§ What is being asked: Return each line of the records with nothing changed, pictures excepted.

§ Dataset content:
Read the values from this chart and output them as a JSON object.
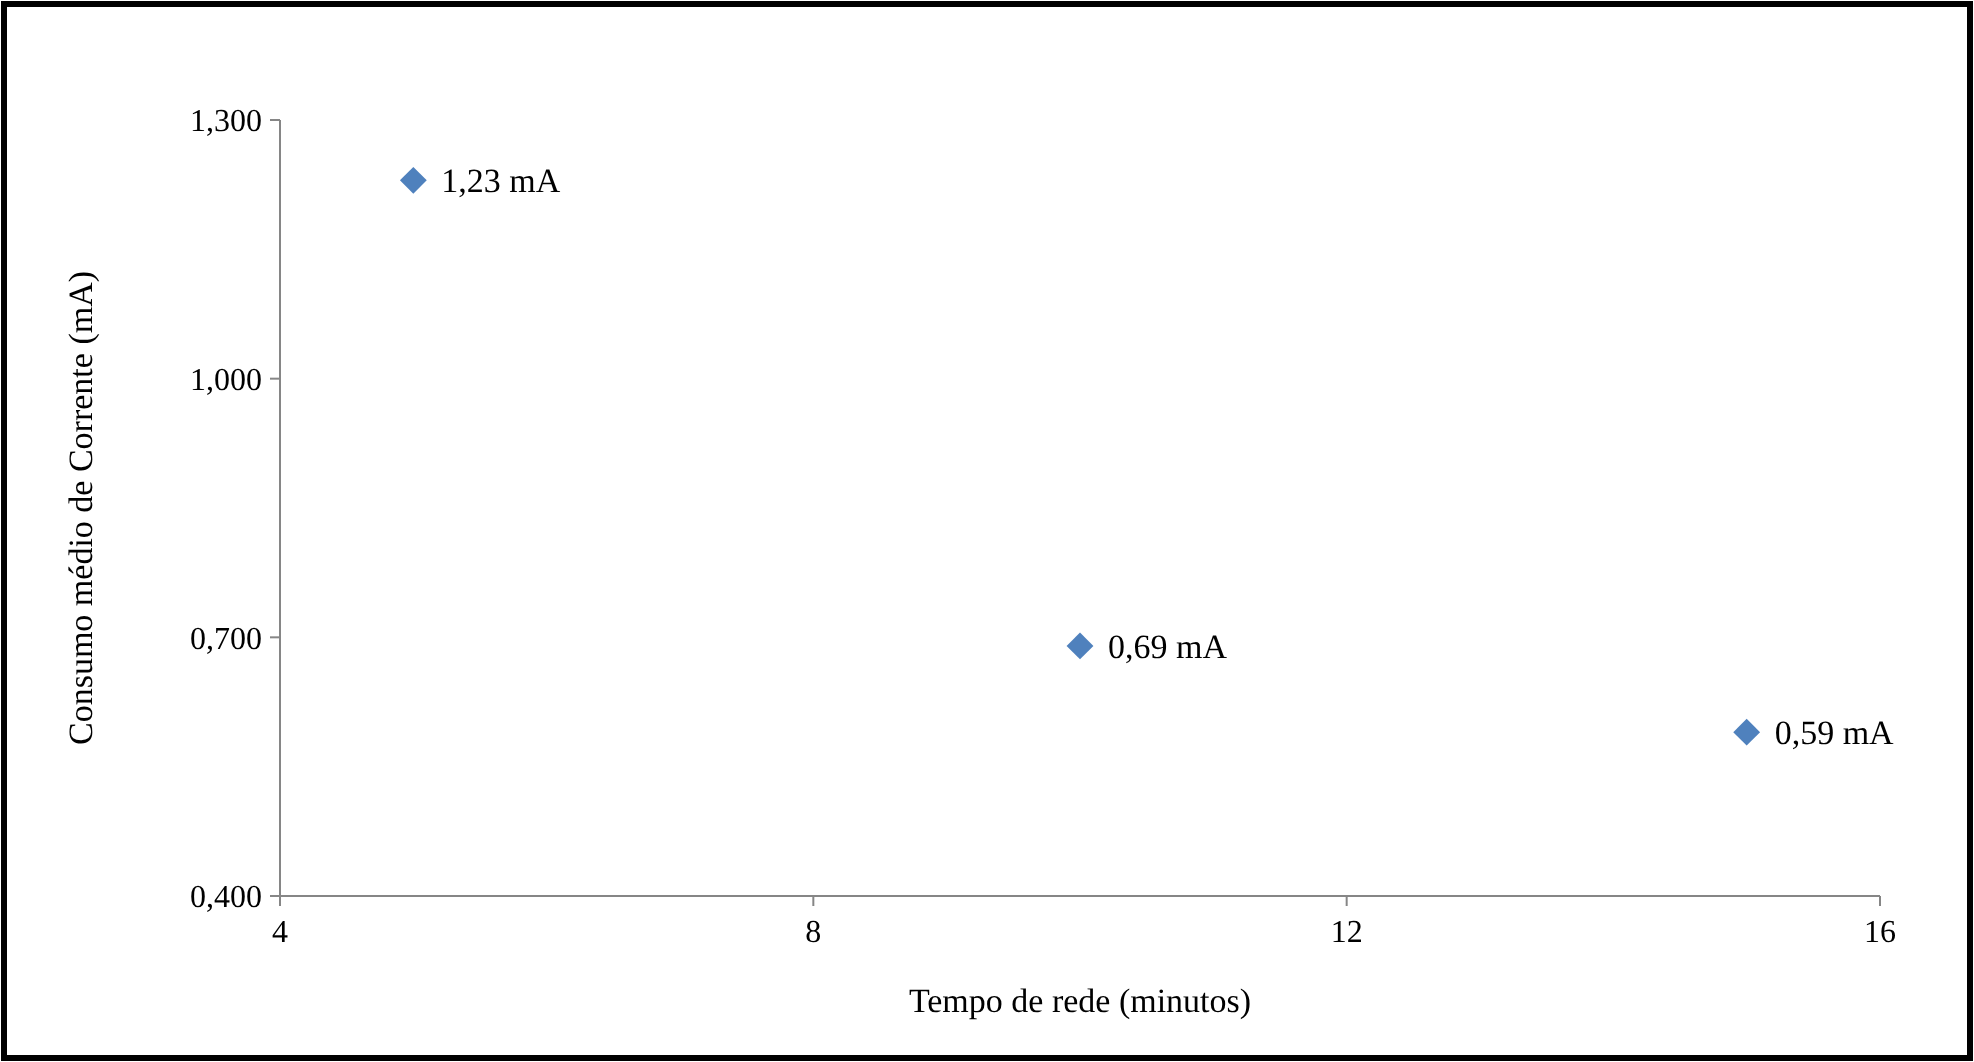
{
  "chart_data": {
    "type": "scatter",
    "x": [
      5,
      10,
      15
    ],
    "series": [
      {
        "color": "#4f81bd",
        "values": [
          1.23,
          0.69,
          0.59
        ],
        "value_labels": [
          "1,23 mA",
          "0,69 mA",
          "0,59 mA"
        ]
      }
    ],
    "xlabel": "Tempo de rede (minutos)",
    "ylabel": "Consumo médio de Corrente (mA)",
    "xlim": [
      4,
      16
    ],
    "xticks": [
      4,
      8,
      12,
      16
    ],
    "ylim": [
      0.4,
      1.3
    ],
    "yticks": [
      {
        "value": 0.4,
        "label": "0,400"
      },
      {
        "value": 0.7,
        "label": "0,700"
      },
      {
        "value": 1.0,
        "label": "1,000"
      },
      {
        "value": 1.3,
        "label": "1,300"
      }
    ],
    "marker": "diamond",
    "grid": false
  }
}
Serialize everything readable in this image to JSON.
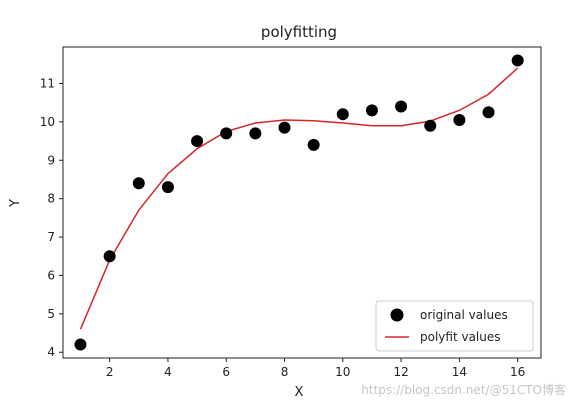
{
  "chart_data": {
    "type": "scatter",
    "title": "polyfitting",
    "xlabel": "X",
    "ylabel": "Y",
    "xlim": [
      0.4,
      16.8
    ],
    "ylim": [
      3.85,
      11.95
    ],
    "xticks": [
      2,
      4,
      6,
      8,
      10,
      12,
      14,
      16
    ],
    "yticks": [
      4,
      5,
      6,
      7,
      8,
      9,
      10,
      11
    ],
    "grid": false,
    "legend_position": "lower-right",
    "series": [
      {
        "name": "original values",
        "type": "scatter",
        "color": "#000000",
        "x": [
          1,
          2,
          3,
          4,
          5,
          6,
          7,
          8,
          9,
          10,
          11,
          12,
          13,
          14,
          15,
          16
        ],
        "y": [
          4.2,
          6.5,
          8.4,
          8.3,
          9.5,
          9.7,
          9.7,
          9.85,
          9.4,
          10.2,
          10.3,
          10.4,
          9.9,
          10.05,
          10.25,
          11.6
        ]
      },
      {
        "name": "polyfit values",
        "type": "line",
        "color": "#d62728",
        "x": [
          1,
          2,
          3,
          4,
          5,
          6,
          7,
          8,
          9,
          10,
          11,
          12,
          13,
          14,
          15,
          16
        ],
        "y": [
          4.6,
          6.4,
          7.7,
          8.65,
          9.3,
          9.75,
          9.97,
          10.05,
          10.03,
          9.97,
          9.9,
          9.9,
          10.02,
          10.3,
          10.72,
          11.4
        ]
      }
    ]
  },
  "watermark": "https://blog.csdn.net/@51CTO博客"
}
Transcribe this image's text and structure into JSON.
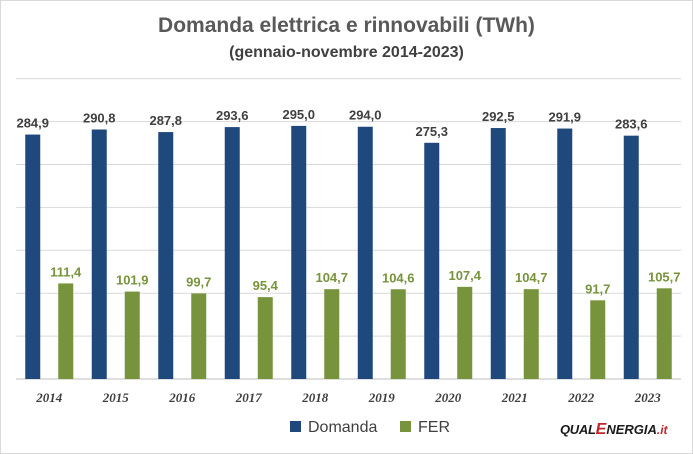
{
  "chart_data": {
    "type": "bar",
    "title": "Domanda elettrica e rinnovabili (TWh)",
    "subtitle": "(gennaio-novembre 2014-2023)",
    "categories": [
      "2014",
      "2015",
      "2016",
      "2017",
      "2018",
      "2019",
      "2020",
      "2021",
      "2022",
      "2023"
    ],
    "series": [
      {
        "name": "Domanda",
        "color": "#1f497d",
        "label_color": "#404040",
        "values": [
          284.9,
          290.8,
          287.8,
          293.6,
          295.0,
          294.0,
          275.3,
          292.5,
          291.9,
          283.6
        ],
        "labels": [
          "284,9",
          "290,8",
          "287,8",
          "293,6",
          "295,0",
          "294,0",
          "275,3",
          "292,5",
          "291,9",
          "283,6"
        ]
      },
      {
        "name": "FER",
        "color": "#77933c",
        "label_color": "#77933c",
        "values": [
          111.4,
          101.9,
          99.7,
          95.4,
          104.7,
          104.6,
          107.4,
          104.7,
          91.7,
          105.7
        ],
        "labels": [
          "111,4",
          "101,9",
          "99,7",
          "95,4",
          "104,7",
          "104,6",
          "107,4",
          "104,7",
          "91,7",
          "105,7"
        ]
      }
    ],
    "ylim": [
      0,
      350
    ],
    "y_axis_visible": false,
    "grid": true,
    "legend_position": "bottom"
  },
  "logo": {
    "text_a": "QUAL",
    "text_e": "E",
    "text_b": "NERGIA",
    "text_c": ".it"
  }
}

§ The reply:
Read the values from this chart and output them as a JSON object.
{
  "chart_data": {
    "type": "scatter",
    "x": [
      5,
      10,
      15
    ],
    "series": [
      {
        "color": "#4f81bd",
        "values": [
          1.23,
          0.69,
          0.59
        ],
        "value_labels": [
          "1,23 mA",
          "0,69 mA",
          "0,59 mA"
        ]
      }
    ],
    "xlabel": "Tempo de rede (minutos)",
    "ylabel": "Consumo médio de Corrente (mA)",
    "xlim": [
      4,
      16
    ],
    "xticks": [
      4,
      8,
      12,
      16
    ],
    "ylim": [
      0.4,
      1.3
    ],
    "yticks": [
      {
        "value": 0.4,
        "label": "0,400"
      },
      {
        "value": 0.7,
        "label": "0,700"
      },
      {
        "value": 1.0,
        "label": "1,000"
      },
      {
        "value": 1.3,
        "label": "1,300"
      }
    ],
    "marker": "diamond",
    "grid": false
  }
}
Serialize everything readable in this image to JSON.
{
  "chart_data": {
    "type": "scatter",
    "title": "polyfitting",
    "xlabel": "X",
    "ylabel": "Y",
    "xlim": [
      0.4,
      16.8
    ],
    "ylim": [
      3.85,
      11.95
    ],
    "xticks": [
      2,
      4,
      6,
      8,
      10,
      12,
      14,
      16
    ],
    "yticks": [
      4,
      5,
      6,
      7,
      8,
      9,
      10,
      11
    ],
    "grid": false,
    "legend_position": "lower-right",
    "series": [
      {
        "name": "original values",
        "type": "scatter",
        "color": "#000000",
        "x": [
          1,
          2,
          3,
          4,
          5,
          6,
          7,
          8,
          9,
          10,
          11,
          12,
          13,
          14,
          15,
          16
        ],
        "y": [
          4.2,
          6.5,
          8.4,
          8.3,
          9.5,
          9.7,
          9.7,
          9.85,
          9.4,
          10.2,
          10.3,
          10.4,
          9.9,
          10.05,
          10.25,
          11.6
        ]
      },
      {
        "name": "polyfit values",
        "type": "line",
        "color": "#d62728",
        "x": [
          1,
          2,
          3,
          4,
          5,
          6,
          7,
          8,
          9,
          10,
          11,
          12,
          13,
          14,
          15,
          16
        ],
        "y": [
          4.6,
          6.4,
          7.7,
          8.65,
          9.3,
          9.75,
          9.97,
          10.05,
          10.03,
          9.97,
          9.9,
          9.9,
          10.02,
          10.3,
          10.72,
          11.4
        ]
      }
    ]
  },
  "watermark": "https://blog.csdn.net/@51CTO博客"
}
Transcribe this image's text and structure into JSON.
{
  "chart_data": {
    "type": "bar",
    "title": "Domanda elettrica e rinnovabili (TWh)",
    "subtitle": "(gennaio-novembre 2014-2023)",
    "categories": [
      "2014",
      "2015",
      "2016",
      "2017",
      "2018",
      "2019",
      "2020",
      "2021",
      "2022",
      "2023"
    ],
    "series": [
      {
        "name": "Domanda",
        "color": "#1f497d",
        "label_color": "#404040",
        "values": [
          284.9,
          290.8,
          287.8,
          293.6,
          295.0,
          294.0,
          275.3,
          292.5,
          291.9,
          283.6
        ],
        "labels": [
          "284,9",
          "290,8",
          "287,8",
          "293,6",
          "295,0",
          "294,0",
          "275,3",
          "292,5",
          "291,9",
          "283,6"
        ]
      },
      {
        "name": "FER",
        "color": "#77933c",
        "label_color": "#77933c",
        "values": [
          111.4,
          101.9,
          99.7,
          95.4,
          104.7,
          104.6,
          107.4,
          104.7,
          91.7,
          105.7
        ],
        "labels": [
          "111,4",
          "101,9",
          "99,7",
          "95,4",
          "104,7",
          "104,6",
          "107,4",
          "104,7",
          "91,7",
          "105,7"
        ]
      }
    ],
    "ylim": [
      0,
      350
    ],
    "y_axis_visible": false,
    "grid": true,
    "legend_position": "bottom"
  },
  "logo": {
    "text_a": "QUAL",
    "text_e": "E",
    "text_b": "NERGIA",
    "text_c": ".it"
  }
}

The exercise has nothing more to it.